"""

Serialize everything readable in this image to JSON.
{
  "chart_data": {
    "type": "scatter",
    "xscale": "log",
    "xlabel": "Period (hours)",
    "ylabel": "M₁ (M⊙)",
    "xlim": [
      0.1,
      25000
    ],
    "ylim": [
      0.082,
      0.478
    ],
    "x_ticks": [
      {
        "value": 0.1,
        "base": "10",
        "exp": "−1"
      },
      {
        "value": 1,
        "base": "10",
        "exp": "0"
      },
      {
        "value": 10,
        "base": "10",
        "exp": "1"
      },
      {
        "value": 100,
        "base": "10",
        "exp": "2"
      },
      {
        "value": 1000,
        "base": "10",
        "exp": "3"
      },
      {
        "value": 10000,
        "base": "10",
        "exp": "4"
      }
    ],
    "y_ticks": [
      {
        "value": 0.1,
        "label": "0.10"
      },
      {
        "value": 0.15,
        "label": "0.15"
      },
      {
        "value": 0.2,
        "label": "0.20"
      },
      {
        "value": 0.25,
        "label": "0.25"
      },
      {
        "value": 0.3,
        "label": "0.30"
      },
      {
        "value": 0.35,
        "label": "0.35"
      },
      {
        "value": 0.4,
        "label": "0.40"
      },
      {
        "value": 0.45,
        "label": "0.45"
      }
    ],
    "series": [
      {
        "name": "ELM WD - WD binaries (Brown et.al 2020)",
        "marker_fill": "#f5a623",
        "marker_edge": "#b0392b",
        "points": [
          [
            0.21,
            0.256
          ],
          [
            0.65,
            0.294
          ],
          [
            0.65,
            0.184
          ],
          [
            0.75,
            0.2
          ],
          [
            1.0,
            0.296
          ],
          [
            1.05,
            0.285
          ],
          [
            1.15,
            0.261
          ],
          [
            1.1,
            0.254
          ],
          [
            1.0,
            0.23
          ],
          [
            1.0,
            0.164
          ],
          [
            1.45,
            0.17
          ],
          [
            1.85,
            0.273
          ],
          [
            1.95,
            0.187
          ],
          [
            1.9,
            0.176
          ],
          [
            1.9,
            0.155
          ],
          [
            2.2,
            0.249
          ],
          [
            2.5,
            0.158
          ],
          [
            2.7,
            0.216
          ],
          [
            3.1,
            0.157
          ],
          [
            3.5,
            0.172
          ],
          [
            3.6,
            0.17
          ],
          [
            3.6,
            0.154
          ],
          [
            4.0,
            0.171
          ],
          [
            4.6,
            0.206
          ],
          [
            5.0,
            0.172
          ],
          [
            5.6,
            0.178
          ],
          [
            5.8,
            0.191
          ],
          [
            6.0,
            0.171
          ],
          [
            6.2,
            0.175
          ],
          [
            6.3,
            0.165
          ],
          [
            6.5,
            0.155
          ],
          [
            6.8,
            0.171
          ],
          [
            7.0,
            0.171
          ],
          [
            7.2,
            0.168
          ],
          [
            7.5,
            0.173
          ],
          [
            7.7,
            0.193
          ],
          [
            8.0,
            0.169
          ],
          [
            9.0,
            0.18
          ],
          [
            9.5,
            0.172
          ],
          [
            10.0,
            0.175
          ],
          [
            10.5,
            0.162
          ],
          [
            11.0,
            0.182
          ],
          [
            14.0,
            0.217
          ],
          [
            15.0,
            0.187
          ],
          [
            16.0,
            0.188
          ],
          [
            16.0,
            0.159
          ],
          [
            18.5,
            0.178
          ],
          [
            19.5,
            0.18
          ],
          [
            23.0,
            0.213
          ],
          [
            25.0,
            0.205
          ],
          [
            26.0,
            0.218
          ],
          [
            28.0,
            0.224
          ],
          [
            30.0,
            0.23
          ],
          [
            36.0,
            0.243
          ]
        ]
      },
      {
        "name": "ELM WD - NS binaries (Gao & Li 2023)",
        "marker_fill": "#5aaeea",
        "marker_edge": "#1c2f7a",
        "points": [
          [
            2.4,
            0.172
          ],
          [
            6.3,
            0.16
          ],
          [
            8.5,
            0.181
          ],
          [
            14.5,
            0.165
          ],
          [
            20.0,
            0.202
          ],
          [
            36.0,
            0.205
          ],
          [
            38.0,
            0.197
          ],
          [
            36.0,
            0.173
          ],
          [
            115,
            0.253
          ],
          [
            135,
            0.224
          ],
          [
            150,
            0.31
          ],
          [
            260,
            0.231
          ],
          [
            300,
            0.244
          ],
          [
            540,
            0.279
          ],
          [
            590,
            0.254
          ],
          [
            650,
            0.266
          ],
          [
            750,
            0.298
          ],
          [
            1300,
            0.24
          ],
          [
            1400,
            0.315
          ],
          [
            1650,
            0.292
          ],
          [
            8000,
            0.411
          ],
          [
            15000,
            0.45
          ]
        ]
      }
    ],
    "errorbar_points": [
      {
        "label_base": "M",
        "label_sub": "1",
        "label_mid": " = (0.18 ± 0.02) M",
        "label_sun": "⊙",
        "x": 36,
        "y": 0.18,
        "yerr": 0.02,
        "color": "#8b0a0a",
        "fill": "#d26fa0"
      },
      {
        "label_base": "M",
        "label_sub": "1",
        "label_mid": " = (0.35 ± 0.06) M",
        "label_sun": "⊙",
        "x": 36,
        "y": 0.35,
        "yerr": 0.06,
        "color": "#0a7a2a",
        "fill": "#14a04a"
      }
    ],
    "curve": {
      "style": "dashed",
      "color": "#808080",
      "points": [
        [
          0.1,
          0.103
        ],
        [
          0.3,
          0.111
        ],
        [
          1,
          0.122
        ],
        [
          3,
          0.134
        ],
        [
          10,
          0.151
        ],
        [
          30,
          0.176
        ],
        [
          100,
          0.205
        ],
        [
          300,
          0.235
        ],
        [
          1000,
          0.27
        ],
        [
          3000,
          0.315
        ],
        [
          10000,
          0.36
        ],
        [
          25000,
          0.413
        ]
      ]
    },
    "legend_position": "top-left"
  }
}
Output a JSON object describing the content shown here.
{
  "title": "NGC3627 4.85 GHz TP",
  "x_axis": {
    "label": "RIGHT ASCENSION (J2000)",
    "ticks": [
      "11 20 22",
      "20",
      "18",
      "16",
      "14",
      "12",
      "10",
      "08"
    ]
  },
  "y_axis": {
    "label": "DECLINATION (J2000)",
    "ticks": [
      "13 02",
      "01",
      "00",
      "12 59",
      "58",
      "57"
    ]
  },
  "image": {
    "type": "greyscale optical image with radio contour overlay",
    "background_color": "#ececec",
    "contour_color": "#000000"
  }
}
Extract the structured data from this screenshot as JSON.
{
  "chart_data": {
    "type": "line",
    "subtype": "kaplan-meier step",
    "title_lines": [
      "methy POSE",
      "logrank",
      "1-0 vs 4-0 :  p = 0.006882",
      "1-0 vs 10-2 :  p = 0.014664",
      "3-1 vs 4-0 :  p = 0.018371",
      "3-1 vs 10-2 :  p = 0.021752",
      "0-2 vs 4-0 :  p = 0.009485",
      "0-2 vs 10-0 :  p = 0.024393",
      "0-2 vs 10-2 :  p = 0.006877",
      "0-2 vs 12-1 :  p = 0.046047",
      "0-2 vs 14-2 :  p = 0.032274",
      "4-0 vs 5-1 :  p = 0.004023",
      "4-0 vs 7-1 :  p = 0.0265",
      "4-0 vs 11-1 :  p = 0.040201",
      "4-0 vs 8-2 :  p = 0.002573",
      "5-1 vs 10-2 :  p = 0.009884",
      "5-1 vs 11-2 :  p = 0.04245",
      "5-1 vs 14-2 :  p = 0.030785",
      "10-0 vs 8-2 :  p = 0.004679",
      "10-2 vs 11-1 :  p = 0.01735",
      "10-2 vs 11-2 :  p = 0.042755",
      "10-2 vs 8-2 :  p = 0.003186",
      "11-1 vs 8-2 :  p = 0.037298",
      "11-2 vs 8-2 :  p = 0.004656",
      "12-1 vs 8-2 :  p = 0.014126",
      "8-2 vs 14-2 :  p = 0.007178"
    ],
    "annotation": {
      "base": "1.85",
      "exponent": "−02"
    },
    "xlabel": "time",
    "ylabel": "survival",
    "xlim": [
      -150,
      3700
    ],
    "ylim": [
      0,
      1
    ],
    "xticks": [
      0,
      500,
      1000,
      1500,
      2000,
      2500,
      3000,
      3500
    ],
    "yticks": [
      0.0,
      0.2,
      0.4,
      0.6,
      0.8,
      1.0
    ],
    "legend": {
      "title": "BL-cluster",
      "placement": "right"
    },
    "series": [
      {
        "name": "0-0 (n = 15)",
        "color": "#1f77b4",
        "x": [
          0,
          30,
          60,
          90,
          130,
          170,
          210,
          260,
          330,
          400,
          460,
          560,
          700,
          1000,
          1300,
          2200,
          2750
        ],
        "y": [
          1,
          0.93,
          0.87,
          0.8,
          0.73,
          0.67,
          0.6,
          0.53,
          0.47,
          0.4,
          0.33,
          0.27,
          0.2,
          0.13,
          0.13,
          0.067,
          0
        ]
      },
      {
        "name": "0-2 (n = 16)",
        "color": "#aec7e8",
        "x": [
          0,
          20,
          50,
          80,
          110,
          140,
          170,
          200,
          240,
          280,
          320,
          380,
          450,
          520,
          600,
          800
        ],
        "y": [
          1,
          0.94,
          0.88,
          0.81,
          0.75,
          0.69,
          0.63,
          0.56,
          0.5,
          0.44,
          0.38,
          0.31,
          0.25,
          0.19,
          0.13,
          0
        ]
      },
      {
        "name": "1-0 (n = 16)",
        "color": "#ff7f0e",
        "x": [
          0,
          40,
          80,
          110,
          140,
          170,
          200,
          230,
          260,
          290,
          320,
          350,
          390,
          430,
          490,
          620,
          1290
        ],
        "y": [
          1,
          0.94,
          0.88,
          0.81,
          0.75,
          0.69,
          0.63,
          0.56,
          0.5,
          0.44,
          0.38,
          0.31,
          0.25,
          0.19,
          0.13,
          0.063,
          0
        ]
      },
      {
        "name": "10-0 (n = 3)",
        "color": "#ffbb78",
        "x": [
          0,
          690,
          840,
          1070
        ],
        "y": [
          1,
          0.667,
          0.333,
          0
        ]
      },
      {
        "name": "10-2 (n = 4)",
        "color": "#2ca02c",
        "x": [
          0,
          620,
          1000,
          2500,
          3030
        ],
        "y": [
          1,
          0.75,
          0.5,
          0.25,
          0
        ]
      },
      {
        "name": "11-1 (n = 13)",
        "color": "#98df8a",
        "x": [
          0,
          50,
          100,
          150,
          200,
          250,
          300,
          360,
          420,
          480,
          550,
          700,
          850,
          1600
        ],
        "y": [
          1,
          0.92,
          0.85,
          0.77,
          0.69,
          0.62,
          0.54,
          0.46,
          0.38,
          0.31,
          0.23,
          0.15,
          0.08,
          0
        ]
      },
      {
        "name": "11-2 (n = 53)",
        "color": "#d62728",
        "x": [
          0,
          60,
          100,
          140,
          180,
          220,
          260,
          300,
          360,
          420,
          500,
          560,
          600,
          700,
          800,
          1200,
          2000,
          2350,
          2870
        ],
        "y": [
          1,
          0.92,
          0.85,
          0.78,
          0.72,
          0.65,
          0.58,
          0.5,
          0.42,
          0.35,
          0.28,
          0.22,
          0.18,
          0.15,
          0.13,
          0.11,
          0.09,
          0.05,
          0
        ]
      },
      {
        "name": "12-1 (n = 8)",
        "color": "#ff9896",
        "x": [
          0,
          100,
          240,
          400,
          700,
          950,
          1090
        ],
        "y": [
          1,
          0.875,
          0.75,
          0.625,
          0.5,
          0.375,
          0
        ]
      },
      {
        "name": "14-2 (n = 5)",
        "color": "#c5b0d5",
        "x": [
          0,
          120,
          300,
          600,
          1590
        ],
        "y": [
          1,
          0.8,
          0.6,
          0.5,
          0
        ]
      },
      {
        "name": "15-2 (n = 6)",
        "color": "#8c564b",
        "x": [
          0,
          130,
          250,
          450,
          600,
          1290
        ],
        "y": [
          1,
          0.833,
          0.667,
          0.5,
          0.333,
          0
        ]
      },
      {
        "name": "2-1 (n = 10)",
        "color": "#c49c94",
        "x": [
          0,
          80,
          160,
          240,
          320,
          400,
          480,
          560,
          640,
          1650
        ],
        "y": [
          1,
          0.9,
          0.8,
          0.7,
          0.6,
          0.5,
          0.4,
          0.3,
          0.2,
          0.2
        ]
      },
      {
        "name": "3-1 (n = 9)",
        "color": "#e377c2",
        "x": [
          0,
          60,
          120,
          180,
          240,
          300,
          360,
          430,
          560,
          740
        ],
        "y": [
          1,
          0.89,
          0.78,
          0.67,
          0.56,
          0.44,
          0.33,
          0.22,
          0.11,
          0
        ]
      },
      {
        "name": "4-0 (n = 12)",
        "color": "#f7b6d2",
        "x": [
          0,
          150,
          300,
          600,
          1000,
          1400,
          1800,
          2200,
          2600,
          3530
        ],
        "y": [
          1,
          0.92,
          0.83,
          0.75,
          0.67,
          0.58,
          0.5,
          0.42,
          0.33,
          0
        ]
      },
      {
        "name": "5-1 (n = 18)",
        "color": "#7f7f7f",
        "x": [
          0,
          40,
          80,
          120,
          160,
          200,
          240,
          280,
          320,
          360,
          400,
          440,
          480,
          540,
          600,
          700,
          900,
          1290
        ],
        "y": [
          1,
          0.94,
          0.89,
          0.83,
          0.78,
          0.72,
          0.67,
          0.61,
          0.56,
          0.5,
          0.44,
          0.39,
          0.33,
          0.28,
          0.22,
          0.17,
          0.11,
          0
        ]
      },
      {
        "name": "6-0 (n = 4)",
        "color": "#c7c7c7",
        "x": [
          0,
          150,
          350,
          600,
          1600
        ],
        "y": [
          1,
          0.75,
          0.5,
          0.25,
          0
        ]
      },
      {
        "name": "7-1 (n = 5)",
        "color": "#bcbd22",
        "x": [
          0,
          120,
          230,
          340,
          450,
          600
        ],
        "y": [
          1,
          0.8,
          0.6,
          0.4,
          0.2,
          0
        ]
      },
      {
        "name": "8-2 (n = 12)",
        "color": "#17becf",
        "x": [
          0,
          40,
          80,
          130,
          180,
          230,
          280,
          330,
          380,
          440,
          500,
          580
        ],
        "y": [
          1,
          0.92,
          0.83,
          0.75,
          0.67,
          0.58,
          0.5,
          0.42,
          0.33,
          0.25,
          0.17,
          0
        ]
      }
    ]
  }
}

"""

Copy out every line in the listing where the word "image" appears.

Serialize everything readable in this image to JSON.
  "image": {
    "type": "greyscale optical image with radio contour overlay",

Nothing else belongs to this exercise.